Omit the pictures from the entries below and retype everything else exactly.

(Dataset excerpts)
---------------
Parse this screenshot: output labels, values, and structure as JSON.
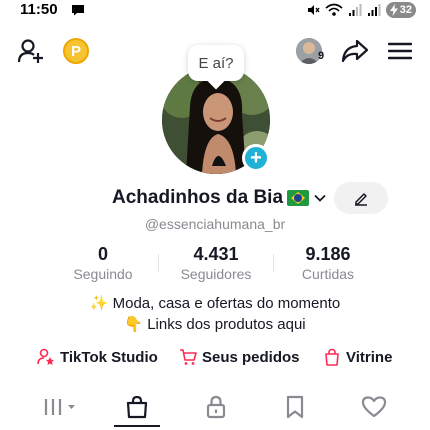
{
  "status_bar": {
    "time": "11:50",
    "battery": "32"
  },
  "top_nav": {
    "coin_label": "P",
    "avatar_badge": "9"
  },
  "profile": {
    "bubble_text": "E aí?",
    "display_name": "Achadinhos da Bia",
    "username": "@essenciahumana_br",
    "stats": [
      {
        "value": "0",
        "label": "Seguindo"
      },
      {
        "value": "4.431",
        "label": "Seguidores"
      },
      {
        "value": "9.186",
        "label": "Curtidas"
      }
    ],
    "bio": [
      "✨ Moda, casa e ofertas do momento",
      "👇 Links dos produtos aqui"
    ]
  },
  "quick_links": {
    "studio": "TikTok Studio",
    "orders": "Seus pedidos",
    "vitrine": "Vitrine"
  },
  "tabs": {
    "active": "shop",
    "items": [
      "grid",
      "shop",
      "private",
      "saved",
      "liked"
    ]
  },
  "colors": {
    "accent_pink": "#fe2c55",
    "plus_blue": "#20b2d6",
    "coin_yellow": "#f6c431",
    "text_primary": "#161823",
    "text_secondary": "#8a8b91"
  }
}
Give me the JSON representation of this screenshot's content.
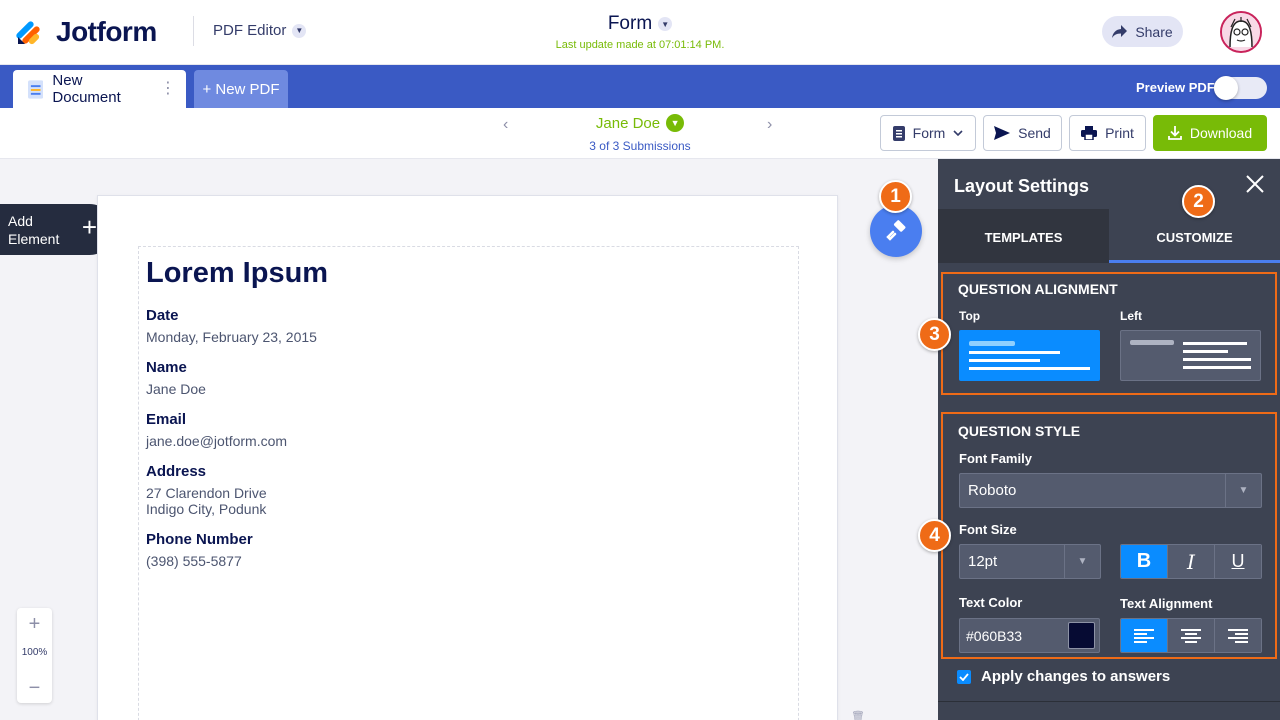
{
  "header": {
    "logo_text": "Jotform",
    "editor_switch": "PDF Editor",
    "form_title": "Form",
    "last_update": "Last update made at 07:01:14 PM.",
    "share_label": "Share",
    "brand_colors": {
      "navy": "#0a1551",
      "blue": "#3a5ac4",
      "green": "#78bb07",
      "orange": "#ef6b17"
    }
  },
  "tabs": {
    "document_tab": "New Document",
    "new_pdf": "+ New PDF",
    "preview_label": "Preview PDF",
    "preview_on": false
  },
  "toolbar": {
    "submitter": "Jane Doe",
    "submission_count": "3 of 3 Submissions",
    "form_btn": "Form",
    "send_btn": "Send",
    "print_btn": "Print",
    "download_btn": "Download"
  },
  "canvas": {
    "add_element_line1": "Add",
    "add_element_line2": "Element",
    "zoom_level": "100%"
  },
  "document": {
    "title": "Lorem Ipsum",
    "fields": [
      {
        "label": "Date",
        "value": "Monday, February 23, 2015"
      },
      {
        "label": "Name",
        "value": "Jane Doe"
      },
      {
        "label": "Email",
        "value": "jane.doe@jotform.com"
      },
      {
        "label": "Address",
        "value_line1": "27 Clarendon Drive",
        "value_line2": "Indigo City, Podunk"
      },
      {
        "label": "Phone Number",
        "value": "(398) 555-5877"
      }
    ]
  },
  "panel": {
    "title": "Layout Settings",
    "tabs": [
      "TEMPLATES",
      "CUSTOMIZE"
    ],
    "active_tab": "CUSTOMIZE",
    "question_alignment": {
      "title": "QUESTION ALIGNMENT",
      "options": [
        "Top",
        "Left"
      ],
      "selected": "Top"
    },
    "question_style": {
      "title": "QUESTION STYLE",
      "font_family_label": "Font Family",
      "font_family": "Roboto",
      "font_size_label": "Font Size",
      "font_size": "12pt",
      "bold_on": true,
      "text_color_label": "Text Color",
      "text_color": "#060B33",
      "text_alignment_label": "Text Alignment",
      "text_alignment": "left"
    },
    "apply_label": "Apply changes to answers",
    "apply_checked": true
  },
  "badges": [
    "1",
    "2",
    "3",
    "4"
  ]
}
---------------
SOLVED EXERCISE:
Parse this screenshot: output labels, values, and structure as JSON.
{
  "status_bar": {
    "time": "11:50",
    "battery": "32"
  },
  "top_nav": {
    "coin_label": "P",
    "avatar_badge": "9"
  },
  "profile": {
    "bubble_text": "E aí?",
    "display_name": "Achadinhos da Bia",
    "username": "@essenciahumana_br",
    "stats": [
      {
        "value": "0",
        "label": "Seguindo"
      },
      {
        "value": "4.431",
        "label": "Seguidores"
      },
      {
        "value": "9.186",
        "label": "Curtidas"
      }
    ],
    "bio": [
      "✨ Moda, casa e ofertas do momento",
      "👇 Links dos produtos aqui"
    ]
  },
  "quick_links": {
    "studio": "TikTok Studio",
    "orders": "Seus pedidos",
    "vitrine": "Vitrine"
  },
  "tabs": {
    "active": "shop",
    "items": [
      "grid",
      "shop",
      "private",
      "saved",
      "liked"
    ]
  },
  "colors": {
    "accent_pink": "#fe2c55",
    "plus_blue": "#20b2d6",
    "coin_yellow": "#f6c431",
    "text_primary": "#161823",
    "text_secondary": "#8a8b91"
  }
}
Give me the JSON representation of this screenshot's content.
{
  "header": {
    "logo_text": "Jotform",
    "editor_switch": "PDF Editor",
    "form_title": "Form",
    "last_update": "Last update made at 07:01:14 PM.",
    "share_label": "Share",
    "brand_colors": {
      "navy": "#0a1551",
      "blue": "#3a5ac4",
      "green": "#78bb07",
      "orange": "#ef6b17"
    }
  },
  "tabs": {
    "document_tab": "New Document",
    "new_pdf": "+ New PDF",
    "preview_label": "Preview PDF",
    "preview_on": false
  },
  "toolbar": {
    "submitter": "Jane Doe",
    "submission_count": "3 of 3 Submissions",
    "form_btn": "Form",
    "send_btn": "Send",
    "print_btn": "Print",
    "download_btn": "Download"
  },
  "canvas": {
    "add_element_line1": "Add",
    "add_element_line2": "Element",
    "zoom_level": "100%"
  },
  "document": {
    "title": "Lorem Ipsum",
    "fields": [
      {
        "label": "Date",
        "value": "Monday, February 23, 2015"
      },
      {
        "label": "Name",
        "value": "Jane Doe"
      },
      {
        "label": "Email",
        "value": "jane.doe@jotform.com"
      },
      {
        "label": "Address",
        "value_line1": "27 Clarendon Drive",
        "value_line2": "Indigo City, Podunk"
      },
      {
        "label": "Phone Number",
        "value": "(398) 555-5877"
      }
    ]
  },
  "panel": {
    "title": "Layout Settings",
    "tabs": [
      "TEMPLATES",
      "CUSTOMIZE"
    ],
    "active_tab": "CUSTOMIZE",
    "question_alignment": {
      "title": "QUESTION ALIGNMENT",
      "options": [
        "Top",
        "Left"
      ],
      "selected": "Top"
    },
    "question_style": {
      "title": "QUESTION STYLE",
      "font_family_label": "Font Family",
      "font_family": "Roboto",
      "font_size_label": "Font Size",
      "font_size": "12pt",
      "bold_on": true,
      "text_color_label": "Text Color",
      "text_color": "#060B33",
      "text_alignment_label": "Text Alignment",
      "text_alignment": "left"
    },
    "apply_label": "Apply changes to answers",
    "apply_checked": true
  },
  "badges": [
    "1",
    "2",
    "3",
    "4"
  ]
}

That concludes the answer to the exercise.